(WHAT THE TASK REQUIRES):
Every line that holds "this" should be shown.

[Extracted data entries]
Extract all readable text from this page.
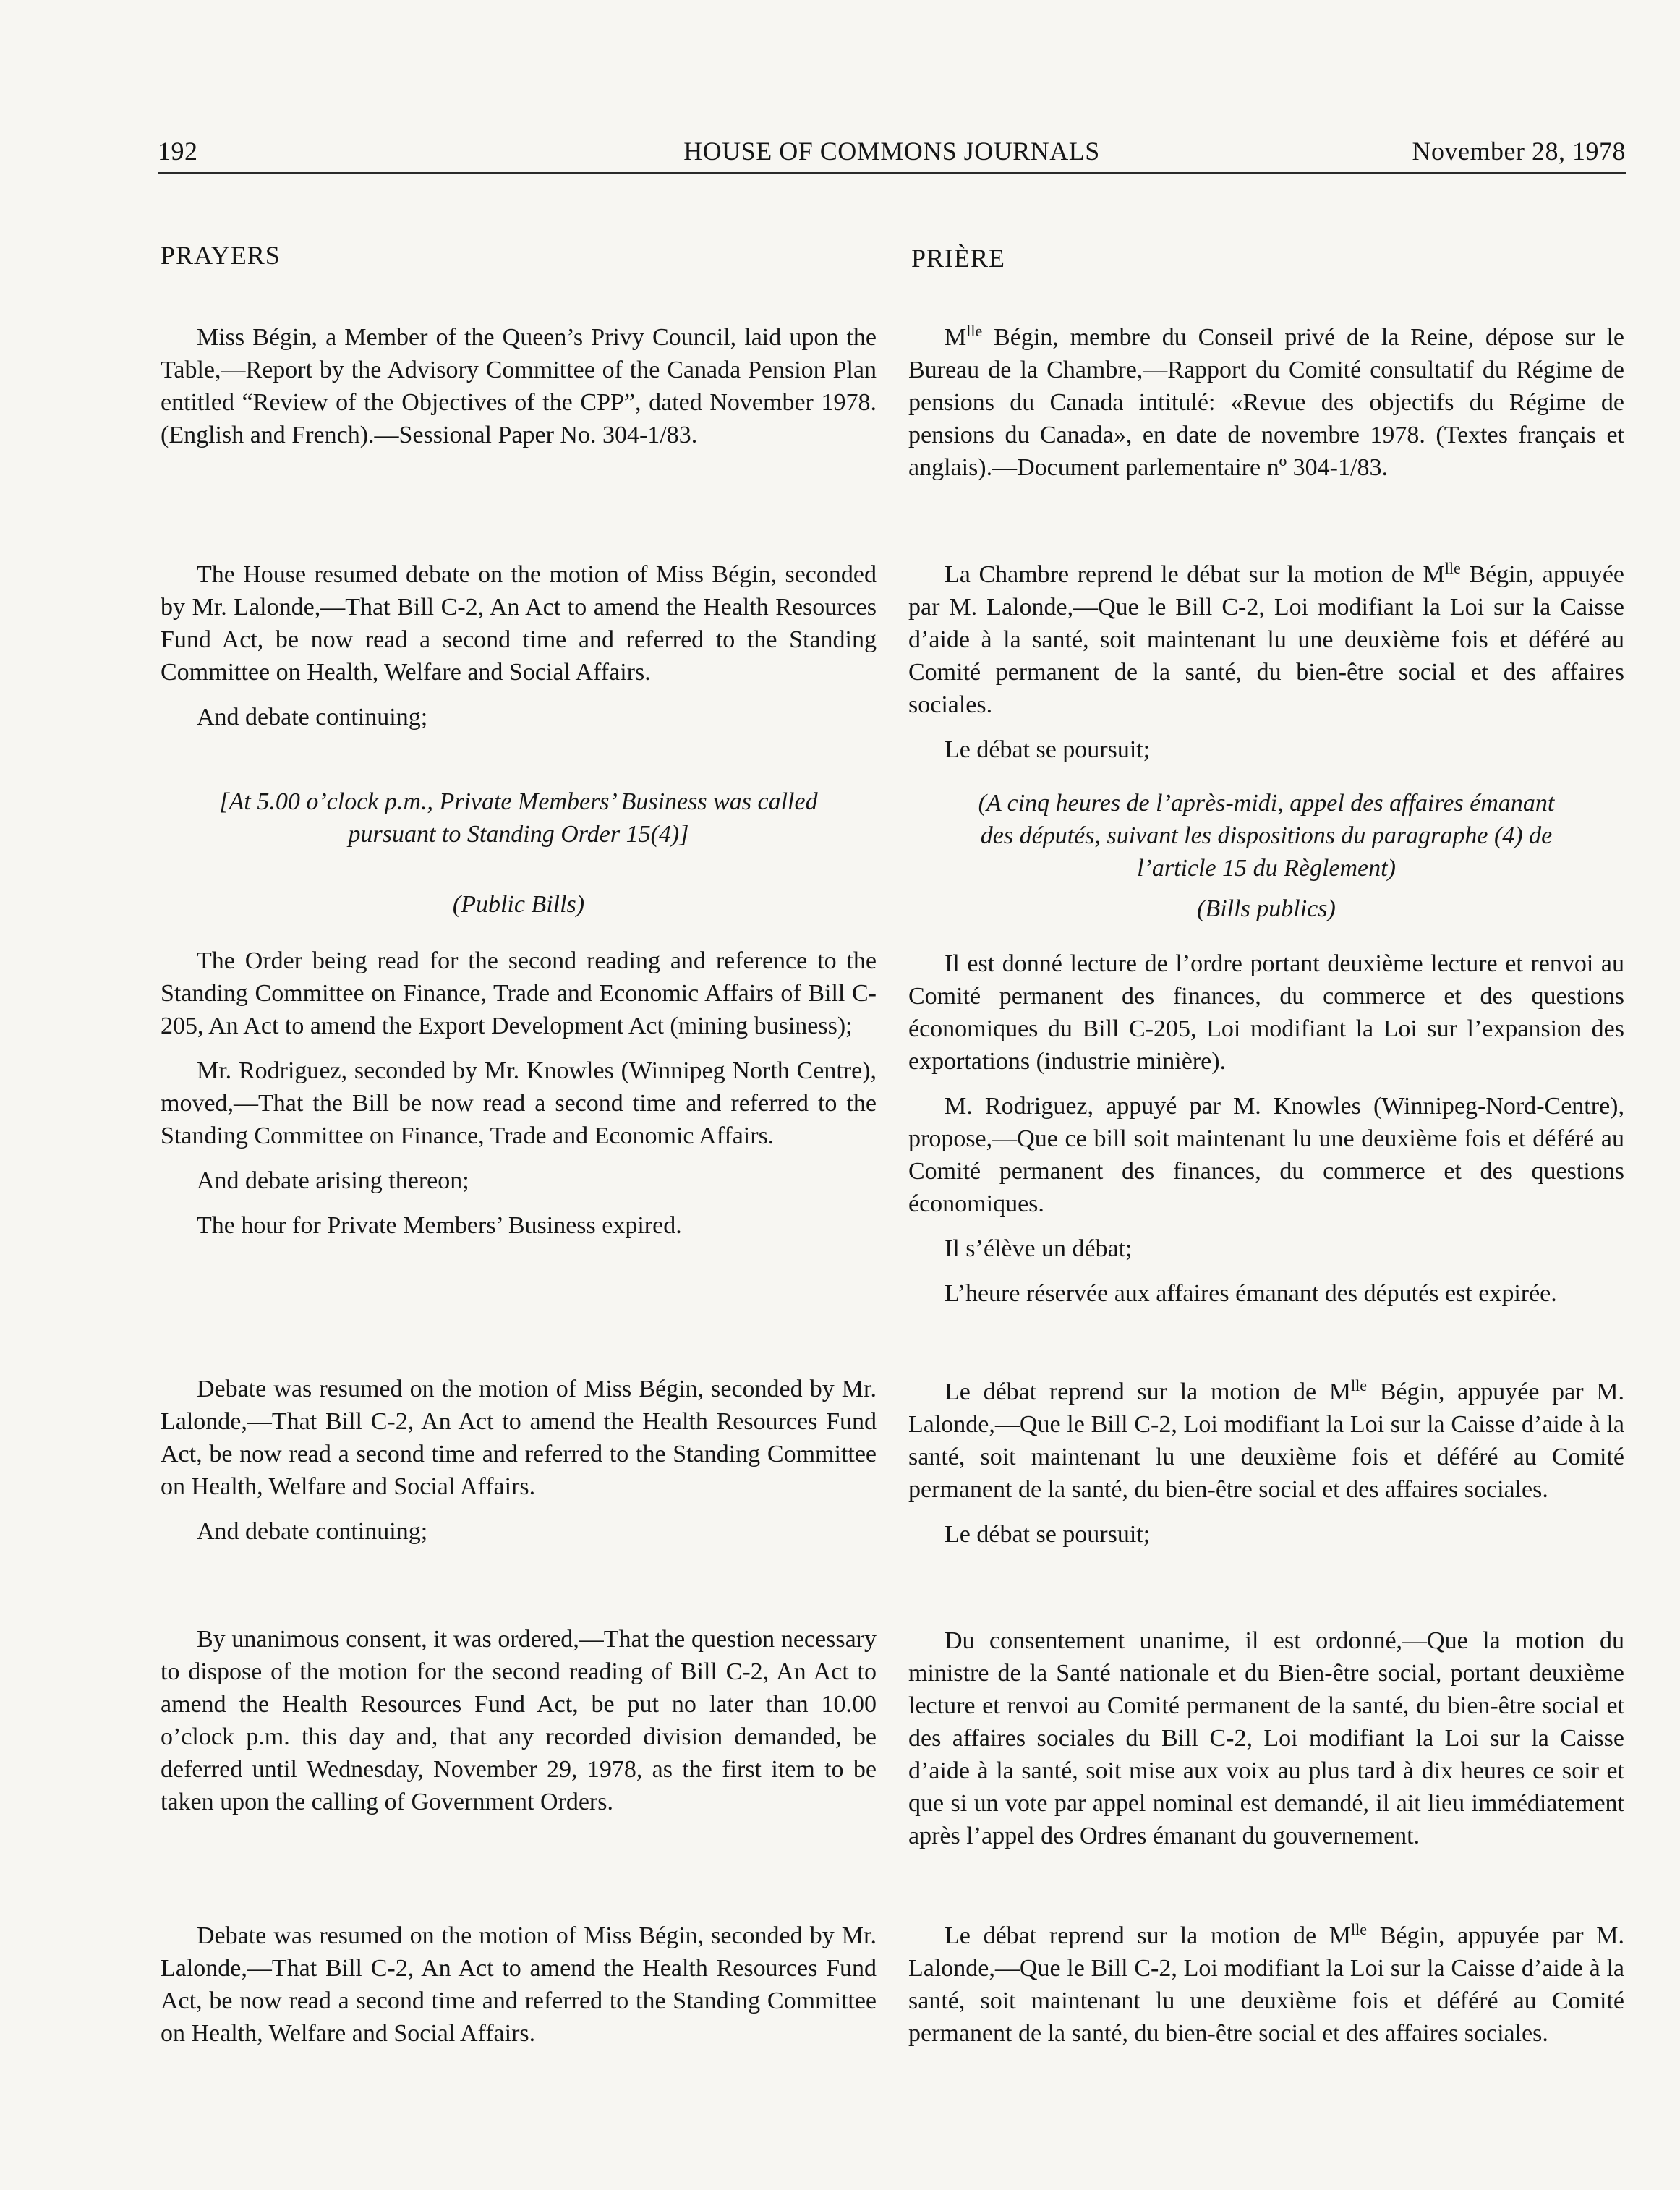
192	HOUSE OF COMMONS JOURNALS	November 28, 1978
PRAYERS

Miss Bégin, a Member of the Queen’s Privy Council, laid upon the Table,—Report by the Advisory Committee of the Canada Pension Plan entitled “Review of the Objectives of the CPP”, dated November 1978. (English and French).—Sessional Paper No. 304-1/83.

The House resumed debate on the motion of Miss Bégin, seconded by Mr. Lalonde,—That Bill C-2, An Act to amend the Health Resources Fund Act, be now read a second time and referred to the Standing Committee on Health, Welfare and Social Affairs.

And debate continuing;

[At 5.00 o’clock p.m., Private Members’ Business was called

pursuant to Standing Order 15(4)]

(Public Bills)

The Order being read for the second reading and reference to the Standing Committee on Finance, Trade and Economic Affairs of Bill C-205, An Act to amend the Export Development Act (mining business);

Mr. Rodriguez, seconded by Mr. Knowles (Winnipeg North Centre), moved,—That the Bill be now read a second time and referred to the Standing Committee on Finance, Trade and Economic Affairs.

And debate arising thereon;

The hour for Private Members’ Business expired.

Debate was resumed on the motion of Miss Bégin, seconded by Mr. Lalonde,—That Bill C-2, An Act to amend the Health Resources Fund Act, be now read a second time and referred to the Standing Committee on Health, Welfare and Social Affairs.

And debate continuing;

By unanimous consent, it was ordered,—That the question necessary to dispose of the motion for the second reading of Bill C-2, An Act to amend the Health Resources Fund Act, be put no later than 10.00 o’clock p.m. this day and, that any recorded division demanded, be deferred until Wednesday, November 29, 1978, as the first item to be taken upon the calling of Government Orders.

Debate was resumed on the motion of Miss Bégin, seconded by Mr. Lalonde,—That Bill C-2, An Act to amend the Health Resources Fund Act, be now read a second time and referred to the Standing Committee on Health, Welfare and Social Affairs.

PRIÈRE

$M^{lle}$ Bégin, membre du Conseil privé de la Reine, dépose sur le Bureau de la Chambre,—Rapport du Comité consultatif du Régime de pensions du Canada intitulé: «Revue des objectifs du Régime de pensions du Canada», en date de novembre 1978. (Textes français et anglais).—Document parlementaire nº 304-1/83.

La Chambre reprend le débat sur la motion de $M^{lle}$ Bégin, appuyée par M. Lalonde,—Que le Bill C-2, Loi modifiant la Loi sur la Caisse d’aide à la santé, soit maintenant lu une deuxième fois et déféré au Comité permanent de la santé, du bien-être social et des affaires sociales.

Le débat se poursuit;

(A cinq heures de l’après-midi, appel des affaires émanant

des députés, suivant les dispositions du paragraphe (4) de

l’article 15 du Règlement)

(Bills publics)

Il est donné lecture de l’ordre portant deuxième lecture et renvoi au Comité permanent des finances, du commerce et des questions économiques du Bill C-205, Loi modifiant la Loi sur l’expansion des exportations (industrie minière).

M. Rodriguez, appuyé par M. Knowles (Winnipeg-Nord-Centre), propose,—Que ce bill soit maintenant lu une deuxième fois et déféré au Comité permanent des finances, du commerce et des questions économiques.

Il s’élève un débat;

L’heure réservée aux affaires émanant des députés est expirée.

Le débat reprend sur la motion de $M^{lle}$ Bégin, appuyée par M. Lalonde,—Que le Bill C-2, Loi modifiant la Loi sur la Caisse d’aide à la santé, soit maintenant lu une deuxième fois et déféré au Comité permanent de la santé, du bien-être social et des affaires sociales.

Le débat se poursuit;

Du consentement unanime, il est ordonné,—Que la motion du ministre de la Santé nationale et du Bien-être social, portant deuxième lecture et renvoi au Comité permanent de la santé, du bien-être social et des affaires sociales du Bill C-2, Loi modifiant la Loi sur la Caisse d’aide à la santé, soit mise aux voix au plus tard à dix heures ce soir et que si un vote par appel nominal est demandé, il ait lieu immédiatement après l’appel des Ordres émanant du gouvernement.

Le débat reprend sur la motion de $M^{lle}$ Bégin, appuyée par M. Lalonde,—Que le Bill C-2, Loi modifiant la Loi sur la Caisse d’aide à la santé, soit maintenant lu une deuxième fois et déféré au Comité permanent de la santé, du bien-être social et des affaires sociales.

(ANSWER FOR THE TASK):
Extract all readable text from this page.
By unanimous consent, it was ordered,—That the question necessary to dispose of the motion for the second reading of Bill C-2, An Act to amend the Health Resources Fund Act, be put no later than 10.00 o’clock p.m. this day and, that any recorded division demanded, be deferred until Wednesday, November 29, 1978, as the first item to be taken upon the calling of Government Orders.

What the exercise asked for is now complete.